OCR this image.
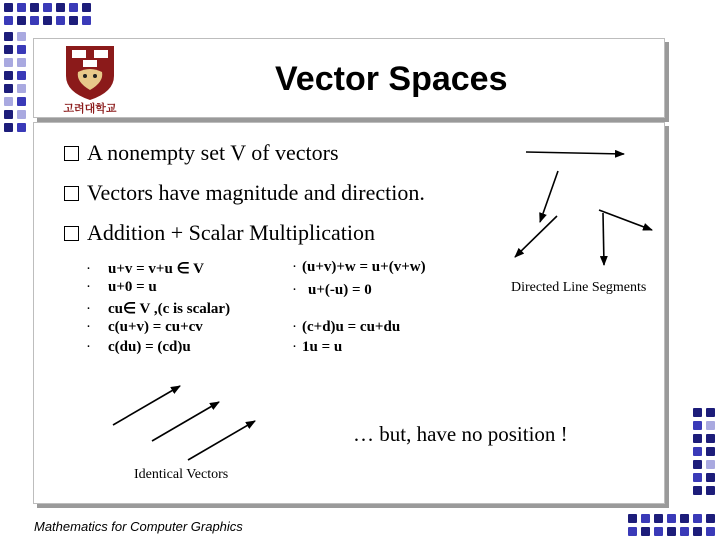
고려대학교
Vector Spaces
A nonempty set V of vectors
Vectors have magnitude and direction.
Addition + Scalar Multiplication
· u+v = v+u ∈ V
· u+0 = u
· cu∈ V ,(c is scalar)
· c(u+v) = cu+cv
· c(du) = (cd)u
· (u+v)+w = u+(v+w)
· u+(-u) = 0
· (c+d)u = cu+du
· 1u = u
Directed Line Segments
… but, have no position !
Identical Vectors
Mathematics for Computer Graphics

········

• **Prompt**: Transcribe the records above exactly, omitting every picture they contain.

• **Problem solution**:
OCR this image.
고려대학교
Vector Spaces
A nonempty set V of vectors
Vectors have magnitude and direction.
Addition + Scalar Multiplication
· u+v = v+u ∈ V
· u+0 = u
· cu∈ V ,(c is scalar)
· c(u+v) = cu+cv
· c(du) = (cd)u
· (u+v)+w = u+(v+w)
· u+(-u) = 0
· (c+d)u = cu+du
· 1u = u
Directed Line Segments
… but, have no position !
Identical Vectors
Mathematics for Computer Graphics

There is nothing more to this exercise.